━━ Records provided ━━
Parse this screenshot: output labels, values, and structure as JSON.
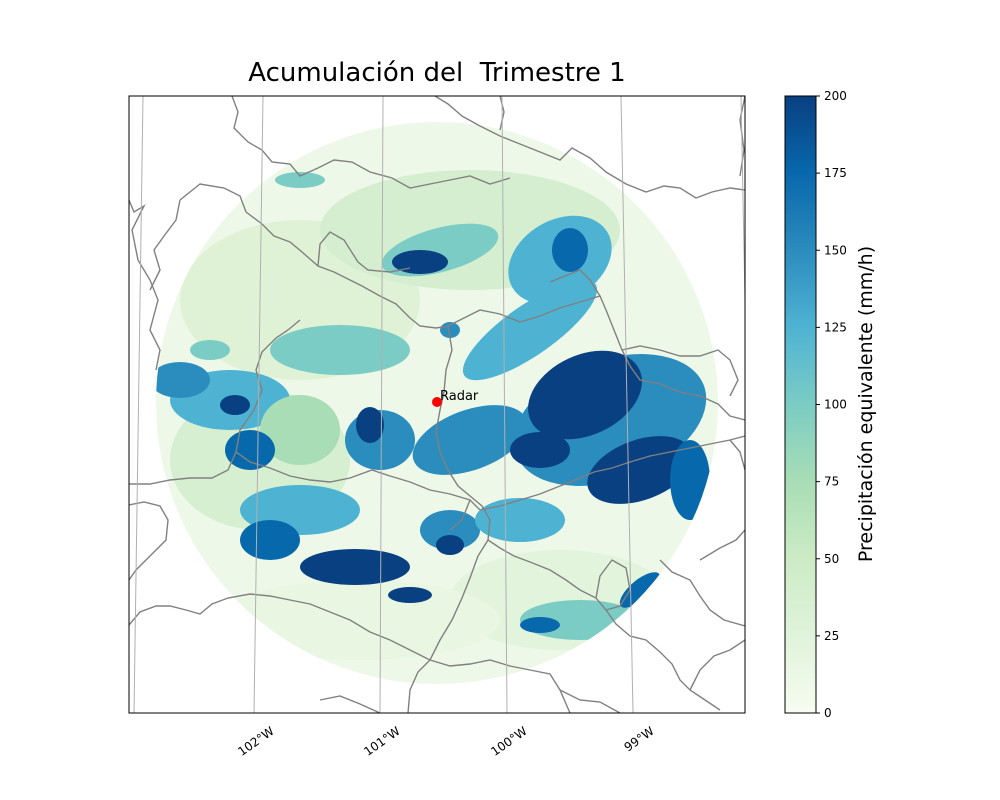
{
  "title": "Acumulación del  Trimestre 1",
  "radar": {
    "label": "Radar",
    "marker_color": "#ff0000"
  },
  "colorbar": {
    "label": "Precipitación equivalente (mm/h)",
    "min": 0,
    "max": 200,
    "ticks": [
      "0",
      "25",
      "50",
      "75",
      "100",
      "125",
      "150",
      "175",
      "200"
    ],
    "colormap": [
      "#f7fcf0",
      "#e0f3db",
      "#ccebc5",
      "#a8ddb5",
      "#7bccc4",
      "#4eb3d3",
      "#2b8cbe",
      "#0868ac",
      "#084081"
    ]
  },
  "longitude_ticks": [
    "102°W",
    "101°W",
    "100°W",
    "99°W"
  ],
  "colors": {
    "border": "#808080",
    "gridline": "#b0b0b0"
  }
}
━━━
> **Your instructions**:
Your copy should match the records word for word, with the pictures removed.

> **Response to this exercise**:
Parse this screenshot: output labels, values, and structure as JSON.
{
  "title": "Acumulación del  Trimestre 1",
  "radar": {
    "label": "Radar",
    "marker_color": "#ff0000"
  },
  "colorbar": {
    "label": "Precipitación equivalente (mm/h)",
    "min": 0,
    "max": 200,
    "ticks": [
      "0",
      "25",
      "50",
      "75",
      "100",
      "125",
      "150",
      "175",
      "200"
    ],
    "colormap": [
      "#f7fcf0",
      "#e0f3db",
      "#ccebc5",
      "#a8ddb5",
      "#7bccc4",
      "#4eb3d3",
      "#2b8cbe",
      "#0868ac",
      "#084081"
    ]
  },
  "longitude_ticks": [
    "102°W",
    "101°W",
    "100°W",
    "99°W"
  ],
  "colors": {
    "border": "#808080",
    "gridline": "#b0b0b0"
  }
}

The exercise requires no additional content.